Information given start

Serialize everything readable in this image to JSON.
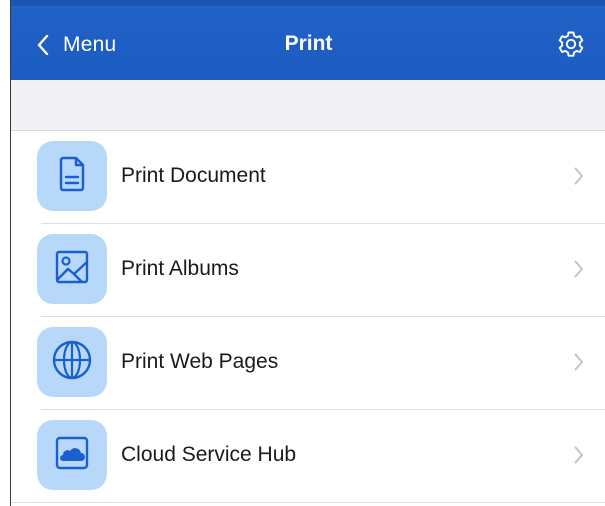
{
  "header": {
    "back_label": "Menu",
    "title": "Print",
    "back_icon": "chevron-left-icon",
    "settings_icon": "gear-icon"
  },
  "menu": {
    "items": [
      {
        "label": "Print Document",
        "icon": "document-icon"
      },
      {
        "label": "Print Albums",
        "icon": "photo-icon"
      },
      {
        "label": "Print Web Pages",
        "icon": "globe-icon"
      },
      {
        "label": "Cloud Service Hub",
        "icon": "cloud-icon"
      }
    ]
  },
  "colors": {
    "nav_background": "#1f60c4",
    "icon_tile": "#b8d8fa",
    "icon_stroke": "#1a5fcf",
    "chevron": "#c4c4c8",
    "spacer": "#f1f1f3"
  }
}
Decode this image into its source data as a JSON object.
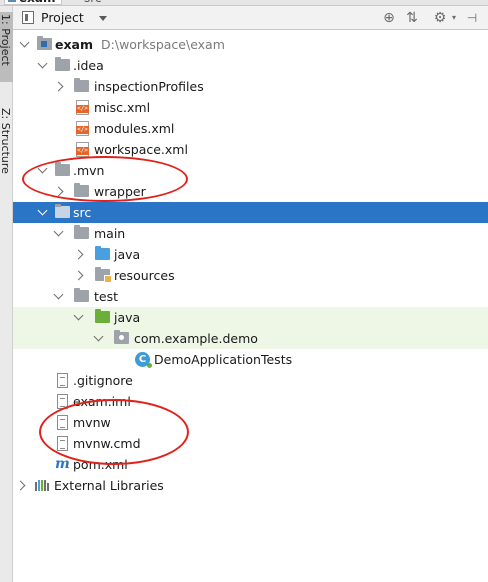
{
  "top_tabs": [
    "exam",
    "src"
  ],
  "side_tabs": {
    "project": "1: Project",
    "structure": "Z: Structure"
  },
  "header": {
    "title": "Project"
  },
  "tree": {
    "root": {
      "label": "exam",
      "path": "D:\\workspace\\exam"
    },
    "idea": "idea",
    "inspectionProfiles": "inspectionProfiles",
    "misc": "misc.xml",
    "modules": "modules.xml",
    "workspace": "workspace.xml",
    "mvn": ".mvn",
    "wrapper": "wrapper",
    "src": "src",
    "main": "main",
    "java_main": "java",
    "resources": "resources",
    "test": "test",
    "java_test": "java",
    "package": "com.example.demo",
    "test_class": "DemoApplicationTests",
    "gitignore": ".gitignore",
    "iml": "exam.iml",
    "mvnw": "mvnw",
    "mvnw_cmd": "mvnw.cmd",
    "pom": "pom.xml",
    "ext_libs": "External Libraries"
  },
  "colors": {
    "selection": "#2a75c6",
    "test_highlight": "#eef6e6",
    "annotation_ring": "#e3211b"
  }
}
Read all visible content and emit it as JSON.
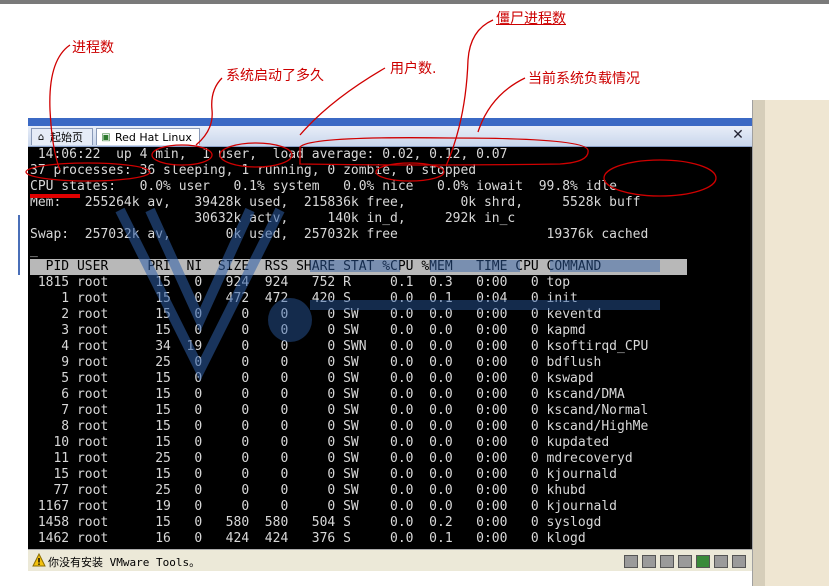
{
  "annotations": {
    "processes": "进程数",
    "uptime": "系统启动了多久",
    "zombie": "僵尸进程数",
    "users": "用户数.",
    "load": "当前系统负载情况"
  },
  "tabs": [
    {
      "label": "起始页",
      "icon": "home-icon"
    },
    {
      "label": "Red Hat Linux",
      "icon": "vm-icon"
    }
  ],
  "terminal": {
    "summary": [
      " 14:06:22  up 4 min,  1 user,  load average: 0.02, 0.12, 0.07",
      "37 processes: 36 sleeping, 1 running, 0 zombie, 0 stopped",
      "CPU states:   0.0% user   0.1% system   0.0% nice   0.0% iowait  99.8% idle",
      "Mem:   255264k av,   39428k used,  215836k free,       0k shrd,     5528k buff",
      "                     30632k actv,     140k in_d,     292k in_c",
      "Swap:  257032k av,       0k used,  257032k free                   19376k cached",
      "_"
    ],
    "header": "  PID USER     PRI  NI  SIZE  RSS SHARE STAT %CPU %MEM   TIME CPU COMMAND",
    "processes": [
      " 1815 root      15   0   924  924   752 R     0.1  0.3   0:00   0 top",
      "    1 root      15   0   472  472   420 S     0.0  0.1   0:04   0 init",
      "    2 root      15   0     0    0     0 SW    0.0  0.0   0:00   0 keventd",
      "    3 root      15   0     0    0     0 SW    0.0  0.0   0:00   0 kapmd",
      "    4 root      34  19     0    0     0 SWN   0.0  0.0   0:00   0 ksoftirqd_CPU",
      "    9 root      25   0     0    0     0 SW    0.0  0.0   0:00   0 bdflush",
      "    5 root      15   0     0    0     0 SW    0.0  0.0   0:00   0 kswapd",
      "    6 root      15   0     0    0     0 SW    0.0  0.0   0:00   0 kscand/DMA",
      "    7 root      15   0     0    0     0 SW    0.0  0.0   0:00   0 kscand/Normal",
      "    8 root      15   0     0    0     0 SW    0.0  0.0   0:00   0 kscand/HighMe",
      "   10 root      15   0     0    0     0 SW    0.0  0.0   0:00   0 kupdated",
      "   11 root      25   0     0    0     0 SW    0.0  0.0   0:00   0 mdrecoveryd",
      "   15 root      15   0     0    0     0 SW    0.0  0.0   0:00   0 kjournald",
      "   77 root      25   0     0    0     0 SW    0.0  0.0   0:00   0 khubd",
      " 1167 root      19   0     0    0     0 SW    0.0  0.0   0:00   0 kjournald",
      " 1458 root      15   0   580  580   504 S     0.0  0.2   0:00   0 syslogd",
      " 1462 root      16   0   424  424   376 S     0.0  0.1   0:00   0 klogd"
    ]
  },
  "statusbar": {
    "message": "你没有安装 VMware Tools。"
  },
  "colors": {
    "annotation": "#cc0000",
    "terminal_bg": "#000000",
    "terminal_fg": "#d8d8d8"
  }
}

Information given end

Challenge ->
Working from the listing above, pick out every line that has "processes" and copy it.

Output ->
    "processes": "进程数",
      "37 processes: 36 sleeping, 1 running, 0 zombie, 0 stopped",
    "processes": [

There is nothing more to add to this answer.